PROBLEM:
Count lines holding the word "информирования". Only the number is wanted.
---------- INFORMATION GIVEN ----------
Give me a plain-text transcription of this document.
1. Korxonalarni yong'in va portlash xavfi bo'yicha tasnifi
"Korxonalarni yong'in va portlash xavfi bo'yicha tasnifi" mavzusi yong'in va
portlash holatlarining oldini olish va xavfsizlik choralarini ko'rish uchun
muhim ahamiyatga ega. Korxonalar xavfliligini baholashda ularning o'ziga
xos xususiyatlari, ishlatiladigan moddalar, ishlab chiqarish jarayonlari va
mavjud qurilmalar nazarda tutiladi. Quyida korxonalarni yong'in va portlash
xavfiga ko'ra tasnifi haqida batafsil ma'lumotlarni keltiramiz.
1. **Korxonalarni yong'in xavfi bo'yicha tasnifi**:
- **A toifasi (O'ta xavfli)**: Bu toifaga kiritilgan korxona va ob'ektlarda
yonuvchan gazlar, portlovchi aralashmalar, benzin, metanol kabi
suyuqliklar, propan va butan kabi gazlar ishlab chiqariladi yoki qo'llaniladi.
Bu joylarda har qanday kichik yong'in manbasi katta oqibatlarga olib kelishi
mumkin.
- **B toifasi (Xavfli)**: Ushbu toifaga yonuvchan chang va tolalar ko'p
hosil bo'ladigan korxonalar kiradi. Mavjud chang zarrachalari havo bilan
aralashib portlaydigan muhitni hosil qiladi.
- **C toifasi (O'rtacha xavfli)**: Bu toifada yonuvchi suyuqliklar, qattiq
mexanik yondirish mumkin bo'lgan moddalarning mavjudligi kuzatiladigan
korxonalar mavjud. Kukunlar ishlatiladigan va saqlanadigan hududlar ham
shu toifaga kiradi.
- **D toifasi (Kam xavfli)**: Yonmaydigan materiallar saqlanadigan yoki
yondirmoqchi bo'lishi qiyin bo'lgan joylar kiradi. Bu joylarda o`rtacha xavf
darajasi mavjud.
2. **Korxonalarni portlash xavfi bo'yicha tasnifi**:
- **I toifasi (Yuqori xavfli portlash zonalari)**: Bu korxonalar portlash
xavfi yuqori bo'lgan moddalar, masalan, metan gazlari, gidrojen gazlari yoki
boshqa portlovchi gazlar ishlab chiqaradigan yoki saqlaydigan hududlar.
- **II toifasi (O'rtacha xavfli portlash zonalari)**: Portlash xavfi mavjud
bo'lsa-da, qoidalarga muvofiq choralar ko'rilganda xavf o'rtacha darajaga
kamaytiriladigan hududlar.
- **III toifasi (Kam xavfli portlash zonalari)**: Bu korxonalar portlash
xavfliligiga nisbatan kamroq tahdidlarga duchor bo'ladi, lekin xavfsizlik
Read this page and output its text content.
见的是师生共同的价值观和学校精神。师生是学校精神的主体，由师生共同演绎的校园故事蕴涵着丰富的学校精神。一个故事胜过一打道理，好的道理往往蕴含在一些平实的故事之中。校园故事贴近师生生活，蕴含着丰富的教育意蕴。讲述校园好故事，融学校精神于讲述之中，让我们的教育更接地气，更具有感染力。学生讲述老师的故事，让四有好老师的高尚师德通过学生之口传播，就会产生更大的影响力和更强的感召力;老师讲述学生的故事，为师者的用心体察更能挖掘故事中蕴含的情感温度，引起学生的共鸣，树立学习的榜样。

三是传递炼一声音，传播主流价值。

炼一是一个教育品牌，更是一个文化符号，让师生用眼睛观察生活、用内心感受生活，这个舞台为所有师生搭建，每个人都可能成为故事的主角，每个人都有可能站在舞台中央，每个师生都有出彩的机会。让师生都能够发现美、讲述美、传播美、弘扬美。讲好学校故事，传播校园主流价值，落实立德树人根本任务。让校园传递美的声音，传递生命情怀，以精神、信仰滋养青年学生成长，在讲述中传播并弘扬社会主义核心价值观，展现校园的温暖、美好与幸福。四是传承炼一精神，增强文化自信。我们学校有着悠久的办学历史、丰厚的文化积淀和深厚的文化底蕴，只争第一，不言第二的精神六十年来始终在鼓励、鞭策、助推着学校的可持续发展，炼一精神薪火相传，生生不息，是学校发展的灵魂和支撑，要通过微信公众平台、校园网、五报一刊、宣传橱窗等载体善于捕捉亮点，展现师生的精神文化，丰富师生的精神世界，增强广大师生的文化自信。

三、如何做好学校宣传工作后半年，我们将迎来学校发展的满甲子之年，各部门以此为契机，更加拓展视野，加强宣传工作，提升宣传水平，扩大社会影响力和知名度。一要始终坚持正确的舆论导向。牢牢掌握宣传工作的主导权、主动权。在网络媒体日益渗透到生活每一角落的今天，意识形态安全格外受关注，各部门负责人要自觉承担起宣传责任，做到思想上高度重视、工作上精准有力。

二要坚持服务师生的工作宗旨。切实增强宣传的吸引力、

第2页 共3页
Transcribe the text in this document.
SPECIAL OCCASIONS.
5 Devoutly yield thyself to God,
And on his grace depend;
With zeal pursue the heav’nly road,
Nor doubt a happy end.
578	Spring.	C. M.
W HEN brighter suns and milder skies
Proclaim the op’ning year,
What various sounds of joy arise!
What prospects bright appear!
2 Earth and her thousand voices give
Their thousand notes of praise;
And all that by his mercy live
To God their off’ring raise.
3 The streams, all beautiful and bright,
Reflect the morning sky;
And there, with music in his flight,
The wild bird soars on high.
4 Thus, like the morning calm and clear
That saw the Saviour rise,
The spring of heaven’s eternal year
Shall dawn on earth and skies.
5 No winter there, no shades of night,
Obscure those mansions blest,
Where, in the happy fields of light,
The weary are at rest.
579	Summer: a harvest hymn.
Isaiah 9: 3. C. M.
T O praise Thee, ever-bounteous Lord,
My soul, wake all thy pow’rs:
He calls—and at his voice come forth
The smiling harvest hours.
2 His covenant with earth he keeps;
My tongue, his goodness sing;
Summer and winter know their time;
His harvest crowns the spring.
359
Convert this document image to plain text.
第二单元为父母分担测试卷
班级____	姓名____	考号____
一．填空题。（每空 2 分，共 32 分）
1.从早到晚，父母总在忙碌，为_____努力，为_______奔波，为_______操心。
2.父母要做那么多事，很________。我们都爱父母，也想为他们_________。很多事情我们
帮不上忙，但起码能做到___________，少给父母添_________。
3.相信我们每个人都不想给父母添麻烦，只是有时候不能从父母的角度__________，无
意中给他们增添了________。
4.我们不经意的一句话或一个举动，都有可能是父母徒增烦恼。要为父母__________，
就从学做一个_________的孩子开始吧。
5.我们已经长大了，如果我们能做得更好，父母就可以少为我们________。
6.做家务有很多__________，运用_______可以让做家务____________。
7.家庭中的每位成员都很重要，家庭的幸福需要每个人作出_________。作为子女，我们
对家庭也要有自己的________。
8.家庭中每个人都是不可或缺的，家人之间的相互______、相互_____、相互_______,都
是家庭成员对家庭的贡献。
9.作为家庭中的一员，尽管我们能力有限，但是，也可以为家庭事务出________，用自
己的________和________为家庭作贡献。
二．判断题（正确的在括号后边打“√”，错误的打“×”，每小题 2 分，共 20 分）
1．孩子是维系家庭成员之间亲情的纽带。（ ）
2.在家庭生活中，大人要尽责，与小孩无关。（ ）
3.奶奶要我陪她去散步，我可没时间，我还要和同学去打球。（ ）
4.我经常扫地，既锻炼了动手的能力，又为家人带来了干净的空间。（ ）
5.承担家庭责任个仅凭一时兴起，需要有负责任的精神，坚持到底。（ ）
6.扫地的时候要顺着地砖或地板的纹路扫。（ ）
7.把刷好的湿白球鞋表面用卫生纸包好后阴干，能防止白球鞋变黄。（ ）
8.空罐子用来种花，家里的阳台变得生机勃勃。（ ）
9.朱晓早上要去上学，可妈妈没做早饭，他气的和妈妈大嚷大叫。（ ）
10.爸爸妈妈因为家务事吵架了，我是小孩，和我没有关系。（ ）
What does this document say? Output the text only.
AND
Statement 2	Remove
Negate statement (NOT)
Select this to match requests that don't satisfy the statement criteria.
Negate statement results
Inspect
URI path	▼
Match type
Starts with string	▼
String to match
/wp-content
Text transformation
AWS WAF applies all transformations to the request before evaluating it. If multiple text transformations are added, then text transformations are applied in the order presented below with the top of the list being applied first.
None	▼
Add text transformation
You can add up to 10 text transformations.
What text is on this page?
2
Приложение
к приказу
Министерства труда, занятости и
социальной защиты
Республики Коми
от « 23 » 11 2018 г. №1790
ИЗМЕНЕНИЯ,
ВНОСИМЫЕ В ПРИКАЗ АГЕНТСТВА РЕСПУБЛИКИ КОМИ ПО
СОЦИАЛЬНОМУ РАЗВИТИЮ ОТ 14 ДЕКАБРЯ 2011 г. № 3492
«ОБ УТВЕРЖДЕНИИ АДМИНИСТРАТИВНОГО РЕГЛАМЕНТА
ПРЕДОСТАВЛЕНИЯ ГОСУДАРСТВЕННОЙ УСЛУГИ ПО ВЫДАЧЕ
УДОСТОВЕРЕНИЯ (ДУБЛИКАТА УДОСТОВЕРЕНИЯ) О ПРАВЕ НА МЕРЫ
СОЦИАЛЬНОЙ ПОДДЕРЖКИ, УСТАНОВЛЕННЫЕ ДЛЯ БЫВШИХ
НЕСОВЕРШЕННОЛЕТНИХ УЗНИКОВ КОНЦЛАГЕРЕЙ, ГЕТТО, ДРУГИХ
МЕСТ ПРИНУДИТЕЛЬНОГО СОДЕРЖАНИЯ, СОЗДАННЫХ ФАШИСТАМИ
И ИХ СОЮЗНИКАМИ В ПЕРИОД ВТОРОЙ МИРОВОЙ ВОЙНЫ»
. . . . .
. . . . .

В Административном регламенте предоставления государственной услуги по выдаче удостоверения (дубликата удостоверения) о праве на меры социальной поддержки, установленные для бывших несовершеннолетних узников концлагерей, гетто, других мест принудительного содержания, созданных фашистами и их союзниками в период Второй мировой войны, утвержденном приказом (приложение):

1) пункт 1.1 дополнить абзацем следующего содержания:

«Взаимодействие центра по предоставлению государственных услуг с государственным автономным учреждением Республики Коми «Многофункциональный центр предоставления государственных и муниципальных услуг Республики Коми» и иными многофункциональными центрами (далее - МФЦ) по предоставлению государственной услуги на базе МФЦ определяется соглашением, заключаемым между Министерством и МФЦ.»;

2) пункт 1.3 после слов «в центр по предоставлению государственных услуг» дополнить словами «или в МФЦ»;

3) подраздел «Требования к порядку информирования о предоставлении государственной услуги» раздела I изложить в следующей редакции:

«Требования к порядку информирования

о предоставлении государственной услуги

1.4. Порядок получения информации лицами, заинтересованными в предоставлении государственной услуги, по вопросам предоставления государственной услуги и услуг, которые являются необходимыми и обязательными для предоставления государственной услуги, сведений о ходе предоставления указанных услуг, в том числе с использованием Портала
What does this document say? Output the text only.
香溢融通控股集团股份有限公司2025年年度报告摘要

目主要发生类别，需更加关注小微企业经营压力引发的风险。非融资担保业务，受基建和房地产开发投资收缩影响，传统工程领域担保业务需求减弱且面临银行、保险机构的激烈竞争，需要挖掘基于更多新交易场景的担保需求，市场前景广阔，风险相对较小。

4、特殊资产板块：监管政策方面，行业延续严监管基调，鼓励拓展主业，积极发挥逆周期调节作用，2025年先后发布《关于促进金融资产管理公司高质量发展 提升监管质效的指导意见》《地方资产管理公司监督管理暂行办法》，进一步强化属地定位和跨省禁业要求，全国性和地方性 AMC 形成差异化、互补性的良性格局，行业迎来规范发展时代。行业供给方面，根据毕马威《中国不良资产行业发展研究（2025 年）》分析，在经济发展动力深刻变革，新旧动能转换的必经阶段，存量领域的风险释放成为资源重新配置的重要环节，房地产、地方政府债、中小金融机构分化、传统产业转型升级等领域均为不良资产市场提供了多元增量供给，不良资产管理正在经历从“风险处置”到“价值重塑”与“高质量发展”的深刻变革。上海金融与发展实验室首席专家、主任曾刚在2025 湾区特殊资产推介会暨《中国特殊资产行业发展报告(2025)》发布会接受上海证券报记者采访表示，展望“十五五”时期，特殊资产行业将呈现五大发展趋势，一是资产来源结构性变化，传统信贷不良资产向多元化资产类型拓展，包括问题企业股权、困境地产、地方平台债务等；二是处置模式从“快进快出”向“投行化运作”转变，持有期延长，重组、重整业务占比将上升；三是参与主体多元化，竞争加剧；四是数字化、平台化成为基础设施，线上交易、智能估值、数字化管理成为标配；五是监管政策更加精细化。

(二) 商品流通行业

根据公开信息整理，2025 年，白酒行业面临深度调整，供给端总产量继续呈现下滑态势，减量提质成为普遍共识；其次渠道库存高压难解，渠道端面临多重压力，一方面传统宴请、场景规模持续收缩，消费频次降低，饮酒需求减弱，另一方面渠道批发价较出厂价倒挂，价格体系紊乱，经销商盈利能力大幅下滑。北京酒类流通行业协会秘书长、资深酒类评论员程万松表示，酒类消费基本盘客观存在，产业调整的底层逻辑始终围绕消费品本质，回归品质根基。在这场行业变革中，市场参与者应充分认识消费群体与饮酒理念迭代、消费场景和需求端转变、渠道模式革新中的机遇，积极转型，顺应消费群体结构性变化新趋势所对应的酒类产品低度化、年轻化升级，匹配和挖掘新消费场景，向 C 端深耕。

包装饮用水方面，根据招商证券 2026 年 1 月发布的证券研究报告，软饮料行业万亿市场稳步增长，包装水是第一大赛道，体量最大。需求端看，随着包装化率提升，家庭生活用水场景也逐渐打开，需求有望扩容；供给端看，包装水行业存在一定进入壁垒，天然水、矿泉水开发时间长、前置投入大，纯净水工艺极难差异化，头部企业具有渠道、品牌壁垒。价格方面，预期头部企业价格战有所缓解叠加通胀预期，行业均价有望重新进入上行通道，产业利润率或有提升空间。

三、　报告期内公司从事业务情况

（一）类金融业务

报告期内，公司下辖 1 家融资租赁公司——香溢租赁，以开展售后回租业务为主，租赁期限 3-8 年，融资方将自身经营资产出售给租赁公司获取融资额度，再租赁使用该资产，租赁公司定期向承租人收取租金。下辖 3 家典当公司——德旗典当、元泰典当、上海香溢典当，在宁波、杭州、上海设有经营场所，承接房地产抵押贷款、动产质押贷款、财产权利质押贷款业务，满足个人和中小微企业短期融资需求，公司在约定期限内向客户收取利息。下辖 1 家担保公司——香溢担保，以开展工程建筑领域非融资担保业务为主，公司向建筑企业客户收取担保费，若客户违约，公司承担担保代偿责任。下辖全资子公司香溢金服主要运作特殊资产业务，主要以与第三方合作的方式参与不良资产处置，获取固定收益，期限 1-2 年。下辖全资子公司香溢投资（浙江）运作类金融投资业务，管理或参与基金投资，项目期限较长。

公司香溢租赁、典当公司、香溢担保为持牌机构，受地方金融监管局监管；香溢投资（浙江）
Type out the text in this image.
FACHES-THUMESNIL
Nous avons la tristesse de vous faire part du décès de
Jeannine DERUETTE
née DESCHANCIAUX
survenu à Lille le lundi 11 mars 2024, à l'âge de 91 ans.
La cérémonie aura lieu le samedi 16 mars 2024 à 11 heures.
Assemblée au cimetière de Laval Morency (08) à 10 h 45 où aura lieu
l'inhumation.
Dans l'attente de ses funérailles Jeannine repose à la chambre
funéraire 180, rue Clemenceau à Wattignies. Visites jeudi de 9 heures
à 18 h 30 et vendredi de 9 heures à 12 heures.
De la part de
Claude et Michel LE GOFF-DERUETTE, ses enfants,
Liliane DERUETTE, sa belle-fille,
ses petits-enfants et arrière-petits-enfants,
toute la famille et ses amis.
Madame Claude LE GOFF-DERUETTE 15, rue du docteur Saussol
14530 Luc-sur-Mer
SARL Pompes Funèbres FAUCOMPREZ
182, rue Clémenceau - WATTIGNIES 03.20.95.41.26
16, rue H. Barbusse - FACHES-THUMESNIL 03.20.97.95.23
----------
TASK RESPONSE:
2